-- start of ENTRIES PROVIDED --

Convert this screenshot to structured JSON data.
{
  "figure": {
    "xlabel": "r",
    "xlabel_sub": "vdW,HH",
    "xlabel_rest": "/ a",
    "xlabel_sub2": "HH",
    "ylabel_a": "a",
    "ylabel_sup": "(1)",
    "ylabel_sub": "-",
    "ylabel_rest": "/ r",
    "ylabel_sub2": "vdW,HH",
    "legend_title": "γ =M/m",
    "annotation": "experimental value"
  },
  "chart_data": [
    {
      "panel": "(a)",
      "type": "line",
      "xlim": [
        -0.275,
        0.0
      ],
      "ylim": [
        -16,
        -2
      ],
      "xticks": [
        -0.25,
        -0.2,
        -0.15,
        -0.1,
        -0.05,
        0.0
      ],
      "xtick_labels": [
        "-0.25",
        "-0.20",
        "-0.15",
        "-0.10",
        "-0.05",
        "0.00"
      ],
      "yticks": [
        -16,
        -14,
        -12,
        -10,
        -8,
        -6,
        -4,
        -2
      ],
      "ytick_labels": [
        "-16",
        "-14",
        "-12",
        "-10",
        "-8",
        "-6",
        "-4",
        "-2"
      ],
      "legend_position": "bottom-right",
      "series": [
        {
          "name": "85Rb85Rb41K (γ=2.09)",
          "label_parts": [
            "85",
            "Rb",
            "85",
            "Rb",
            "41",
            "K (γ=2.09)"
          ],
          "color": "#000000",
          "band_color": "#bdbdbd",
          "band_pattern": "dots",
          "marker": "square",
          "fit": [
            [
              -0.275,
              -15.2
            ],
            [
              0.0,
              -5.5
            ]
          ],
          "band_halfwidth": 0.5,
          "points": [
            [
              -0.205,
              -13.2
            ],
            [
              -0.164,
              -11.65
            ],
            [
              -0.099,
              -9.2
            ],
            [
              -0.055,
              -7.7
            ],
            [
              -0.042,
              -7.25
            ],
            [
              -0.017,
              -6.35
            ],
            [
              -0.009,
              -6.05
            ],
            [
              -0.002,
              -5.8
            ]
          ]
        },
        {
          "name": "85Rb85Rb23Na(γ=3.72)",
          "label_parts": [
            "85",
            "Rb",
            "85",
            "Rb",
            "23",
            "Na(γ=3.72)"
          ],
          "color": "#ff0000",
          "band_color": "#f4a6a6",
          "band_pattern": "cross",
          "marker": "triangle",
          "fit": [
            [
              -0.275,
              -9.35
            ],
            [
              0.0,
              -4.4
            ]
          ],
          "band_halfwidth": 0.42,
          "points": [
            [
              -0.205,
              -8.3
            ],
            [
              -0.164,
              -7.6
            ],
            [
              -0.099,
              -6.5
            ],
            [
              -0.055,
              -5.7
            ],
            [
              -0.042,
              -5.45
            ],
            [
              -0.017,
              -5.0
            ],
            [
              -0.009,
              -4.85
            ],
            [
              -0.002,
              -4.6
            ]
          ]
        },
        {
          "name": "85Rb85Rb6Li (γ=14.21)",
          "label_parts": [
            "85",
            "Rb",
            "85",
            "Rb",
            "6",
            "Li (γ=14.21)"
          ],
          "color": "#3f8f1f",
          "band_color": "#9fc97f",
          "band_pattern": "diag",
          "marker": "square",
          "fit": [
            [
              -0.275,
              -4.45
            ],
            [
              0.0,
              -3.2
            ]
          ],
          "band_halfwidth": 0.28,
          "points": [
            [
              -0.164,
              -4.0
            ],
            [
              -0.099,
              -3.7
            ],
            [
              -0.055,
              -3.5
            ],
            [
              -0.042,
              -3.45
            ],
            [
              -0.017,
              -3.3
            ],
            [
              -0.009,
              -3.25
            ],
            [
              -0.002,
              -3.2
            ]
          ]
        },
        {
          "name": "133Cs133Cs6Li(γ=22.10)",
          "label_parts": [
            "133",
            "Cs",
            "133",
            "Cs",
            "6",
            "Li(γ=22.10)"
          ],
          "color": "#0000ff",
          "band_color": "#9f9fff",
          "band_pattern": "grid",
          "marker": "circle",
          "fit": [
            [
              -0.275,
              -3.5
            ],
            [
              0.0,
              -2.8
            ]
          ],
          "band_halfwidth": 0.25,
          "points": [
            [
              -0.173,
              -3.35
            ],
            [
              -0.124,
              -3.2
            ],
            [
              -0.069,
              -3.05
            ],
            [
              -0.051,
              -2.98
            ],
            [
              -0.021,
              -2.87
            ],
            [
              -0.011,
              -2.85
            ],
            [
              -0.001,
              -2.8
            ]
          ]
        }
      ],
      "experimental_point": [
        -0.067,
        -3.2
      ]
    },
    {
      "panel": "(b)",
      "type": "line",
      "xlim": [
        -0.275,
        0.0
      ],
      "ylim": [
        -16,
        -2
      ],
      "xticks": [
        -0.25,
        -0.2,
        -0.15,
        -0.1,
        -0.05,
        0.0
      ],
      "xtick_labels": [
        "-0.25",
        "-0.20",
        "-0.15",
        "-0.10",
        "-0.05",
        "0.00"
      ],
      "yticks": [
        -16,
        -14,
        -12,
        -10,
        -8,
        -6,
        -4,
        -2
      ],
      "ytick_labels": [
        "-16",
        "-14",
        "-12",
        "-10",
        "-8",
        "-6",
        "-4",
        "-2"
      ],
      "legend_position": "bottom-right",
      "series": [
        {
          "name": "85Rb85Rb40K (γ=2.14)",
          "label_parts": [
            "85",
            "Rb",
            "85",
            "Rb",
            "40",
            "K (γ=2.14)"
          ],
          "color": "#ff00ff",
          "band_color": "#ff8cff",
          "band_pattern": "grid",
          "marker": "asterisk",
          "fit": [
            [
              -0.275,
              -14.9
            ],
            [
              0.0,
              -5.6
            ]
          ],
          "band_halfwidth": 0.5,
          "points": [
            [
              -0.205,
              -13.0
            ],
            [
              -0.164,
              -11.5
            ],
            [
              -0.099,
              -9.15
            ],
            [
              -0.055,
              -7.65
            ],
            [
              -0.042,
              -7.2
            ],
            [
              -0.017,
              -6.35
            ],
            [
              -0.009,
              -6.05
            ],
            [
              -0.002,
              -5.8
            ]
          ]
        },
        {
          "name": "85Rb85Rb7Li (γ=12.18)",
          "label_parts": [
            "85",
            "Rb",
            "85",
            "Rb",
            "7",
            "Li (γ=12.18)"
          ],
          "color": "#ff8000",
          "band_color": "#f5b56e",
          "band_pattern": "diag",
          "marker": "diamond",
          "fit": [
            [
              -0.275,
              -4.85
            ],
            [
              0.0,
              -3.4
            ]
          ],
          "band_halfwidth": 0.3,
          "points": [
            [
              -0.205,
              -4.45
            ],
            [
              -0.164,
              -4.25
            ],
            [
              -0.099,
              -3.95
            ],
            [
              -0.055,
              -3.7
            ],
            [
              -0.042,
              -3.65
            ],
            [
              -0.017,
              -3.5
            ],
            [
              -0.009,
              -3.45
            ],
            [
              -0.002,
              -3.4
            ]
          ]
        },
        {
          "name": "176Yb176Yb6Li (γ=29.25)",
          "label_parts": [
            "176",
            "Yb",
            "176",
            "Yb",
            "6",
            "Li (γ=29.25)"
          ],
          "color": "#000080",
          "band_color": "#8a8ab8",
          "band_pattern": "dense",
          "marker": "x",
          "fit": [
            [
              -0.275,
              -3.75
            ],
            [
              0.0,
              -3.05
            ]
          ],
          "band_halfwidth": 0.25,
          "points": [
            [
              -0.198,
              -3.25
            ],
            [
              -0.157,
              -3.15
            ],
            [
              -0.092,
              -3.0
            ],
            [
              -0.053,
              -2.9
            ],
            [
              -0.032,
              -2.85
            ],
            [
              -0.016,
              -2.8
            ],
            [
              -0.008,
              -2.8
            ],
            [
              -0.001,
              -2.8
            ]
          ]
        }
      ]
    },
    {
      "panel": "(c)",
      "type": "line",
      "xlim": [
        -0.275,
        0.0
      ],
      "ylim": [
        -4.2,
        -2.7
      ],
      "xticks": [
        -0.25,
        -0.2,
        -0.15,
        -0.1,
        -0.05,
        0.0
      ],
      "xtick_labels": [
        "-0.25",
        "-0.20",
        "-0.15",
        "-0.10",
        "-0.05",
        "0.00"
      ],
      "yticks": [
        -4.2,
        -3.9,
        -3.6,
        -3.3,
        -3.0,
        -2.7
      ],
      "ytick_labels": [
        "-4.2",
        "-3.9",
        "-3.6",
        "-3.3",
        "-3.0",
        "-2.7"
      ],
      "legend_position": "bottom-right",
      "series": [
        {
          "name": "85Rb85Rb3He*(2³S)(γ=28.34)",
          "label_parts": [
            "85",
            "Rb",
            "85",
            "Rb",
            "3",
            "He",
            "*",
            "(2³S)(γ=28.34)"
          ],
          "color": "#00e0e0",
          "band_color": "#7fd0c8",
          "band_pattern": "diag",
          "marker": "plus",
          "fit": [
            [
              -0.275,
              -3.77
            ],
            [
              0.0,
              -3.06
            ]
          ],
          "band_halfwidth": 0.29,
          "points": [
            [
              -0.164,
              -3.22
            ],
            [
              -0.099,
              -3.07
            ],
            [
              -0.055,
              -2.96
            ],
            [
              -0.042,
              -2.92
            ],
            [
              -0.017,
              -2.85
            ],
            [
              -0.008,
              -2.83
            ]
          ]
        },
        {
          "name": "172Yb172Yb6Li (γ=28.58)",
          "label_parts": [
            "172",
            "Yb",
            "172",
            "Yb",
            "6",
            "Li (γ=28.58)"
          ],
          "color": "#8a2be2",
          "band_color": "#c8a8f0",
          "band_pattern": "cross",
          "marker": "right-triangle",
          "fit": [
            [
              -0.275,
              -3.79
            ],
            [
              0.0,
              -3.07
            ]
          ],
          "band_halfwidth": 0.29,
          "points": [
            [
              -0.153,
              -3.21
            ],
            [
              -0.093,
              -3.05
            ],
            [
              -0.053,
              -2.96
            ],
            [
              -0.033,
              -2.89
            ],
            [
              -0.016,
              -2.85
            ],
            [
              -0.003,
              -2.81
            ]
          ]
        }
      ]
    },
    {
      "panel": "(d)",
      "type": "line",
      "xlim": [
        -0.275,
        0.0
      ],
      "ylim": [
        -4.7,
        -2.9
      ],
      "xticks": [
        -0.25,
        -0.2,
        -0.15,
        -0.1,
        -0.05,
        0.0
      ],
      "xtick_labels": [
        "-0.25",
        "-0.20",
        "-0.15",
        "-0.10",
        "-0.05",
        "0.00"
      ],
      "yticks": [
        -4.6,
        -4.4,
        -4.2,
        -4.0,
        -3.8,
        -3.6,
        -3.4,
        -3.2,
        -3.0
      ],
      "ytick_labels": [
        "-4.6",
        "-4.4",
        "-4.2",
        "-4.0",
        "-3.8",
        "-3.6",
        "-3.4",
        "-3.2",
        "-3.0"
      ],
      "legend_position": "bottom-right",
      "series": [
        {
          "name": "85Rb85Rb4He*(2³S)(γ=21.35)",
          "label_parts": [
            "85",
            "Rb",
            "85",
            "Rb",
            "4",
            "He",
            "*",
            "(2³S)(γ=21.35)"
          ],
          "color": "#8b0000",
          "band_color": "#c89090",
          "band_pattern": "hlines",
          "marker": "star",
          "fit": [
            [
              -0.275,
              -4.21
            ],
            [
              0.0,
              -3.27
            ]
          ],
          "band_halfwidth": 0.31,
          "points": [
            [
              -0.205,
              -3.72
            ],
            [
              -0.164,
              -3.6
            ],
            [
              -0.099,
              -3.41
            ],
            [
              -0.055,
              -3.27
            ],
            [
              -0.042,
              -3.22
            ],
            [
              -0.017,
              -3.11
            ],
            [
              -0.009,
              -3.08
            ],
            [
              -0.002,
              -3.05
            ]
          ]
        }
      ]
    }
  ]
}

-- end of ENTRIES PROVIDED --

GIVEN INSTRUCTION.
Looking at the entries above, say how many lines contain the word "name". Only the number is wanted.

WRITTEN SOLUTION.
10